Quote the whole listing word for word, please.

>>>>

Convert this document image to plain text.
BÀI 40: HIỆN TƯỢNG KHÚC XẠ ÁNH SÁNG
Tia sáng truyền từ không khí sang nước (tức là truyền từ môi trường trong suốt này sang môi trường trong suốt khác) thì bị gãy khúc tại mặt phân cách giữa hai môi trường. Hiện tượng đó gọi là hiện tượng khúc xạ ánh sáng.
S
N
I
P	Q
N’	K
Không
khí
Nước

<<<<

### Finished exercise
Convert this document image to plain text.
BÀI 40: HIỆN TƯỢNG KHÚC XẠ ÁNH SÁNG
Tia sáng truyền từ không khí sang nước (tức là truyền từ môi trường trong suốt này sang môi trường trong suốt khác) thì bị gãy khúc tại mặt phân cách giữa hai môi trường. Hiện tượng đó gọi là hiện tượng khúc xạ ánh sáng.
S
N
I
P	Q
N’	K
Không
khí
Nước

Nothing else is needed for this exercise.